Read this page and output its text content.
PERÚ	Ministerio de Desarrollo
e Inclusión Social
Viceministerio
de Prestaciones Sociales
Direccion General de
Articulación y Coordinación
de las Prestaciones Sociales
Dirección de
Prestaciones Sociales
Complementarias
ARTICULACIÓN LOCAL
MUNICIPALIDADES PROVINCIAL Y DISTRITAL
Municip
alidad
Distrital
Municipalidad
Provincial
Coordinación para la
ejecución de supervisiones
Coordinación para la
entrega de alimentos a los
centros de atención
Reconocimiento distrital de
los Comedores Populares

--------------------

*Task directions*. Please quote the records above exactly, without skipping a line.

*Response to this task*.
Read this page and output its text content.
PERÚ	Ministerio de Desarrollo
e Inclusión Social
Viceministerio
de Prestaciones Sociales
Direccion General de
Articulación y Coordinación
de las Prestaciones Sociales
Dirección de
Prestaciones Sociales
Complementarias
ARTICULACIÓN LOCAL
MUNICIPALIDADES PROVINCIAL Y DISTRITAL
Municip
alidad
Distrital
Municipalidad
Provincial
Coordinación para la
ejecución de supervisiones
Coordinación para la
entrega de alimentos a los
centros de atención
Reconocimiento distrital de
los Comedores Populares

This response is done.